::: Entries shown

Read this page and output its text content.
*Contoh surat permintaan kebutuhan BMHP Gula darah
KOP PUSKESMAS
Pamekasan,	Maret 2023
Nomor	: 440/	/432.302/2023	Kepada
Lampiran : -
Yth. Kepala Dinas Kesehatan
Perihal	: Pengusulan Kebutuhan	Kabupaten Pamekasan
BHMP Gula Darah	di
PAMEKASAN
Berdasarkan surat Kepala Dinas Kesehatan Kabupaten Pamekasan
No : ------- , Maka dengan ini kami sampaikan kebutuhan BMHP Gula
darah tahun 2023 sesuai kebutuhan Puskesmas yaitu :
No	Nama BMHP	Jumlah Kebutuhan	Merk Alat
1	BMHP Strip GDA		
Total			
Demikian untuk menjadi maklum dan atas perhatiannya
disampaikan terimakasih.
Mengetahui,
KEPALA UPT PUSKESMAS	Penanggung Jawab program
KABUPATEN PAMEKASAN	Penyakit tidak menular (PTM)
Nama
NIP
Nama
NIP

::::::

→ **Challenge**: Your task is to quote the listing above word for word.

→ **Exercise solution**:
Read this page and output its text content.
*Contoh surat permintaan kebutuhan BMHP Gula darah
KOP PUSKESMAS
Pamekasan,	Maret 2023
Nomor	: 440/	/432.302/2023	Kepada
Lampiran : -
Yth. Kepala Dinas Kesehatan
Perihal	: Pengusulan Kebutuhan	Kabupaten Pamekasan
BHMP Gula Darah	di
PAMEKASAN
Berdasarkan surat Kepala Dinas Kesehatan Kabupaten Pamekasan
No : ------- , Maka dengan ini kami sampaikan kebutuhan BMHP Gula
darah tahun 2023 sesuai kebutuhan Puskesmas yaitu :
No	Nama BMHP	Jumlah Kebutuhan	Merk Alat
1	BMHP Strip GDA		
Total			
Demikian untuk menjadi maklum dan atas perhatiannya
disampaikan terimakasih.
Mengetahui,
KEPALA UPT PUSKESMAS	Penanggung Jawab program
KABUPATEN PAMEKASAN	Penyakit tidak menular (PTM)
Nama
NIP
Nama
NIP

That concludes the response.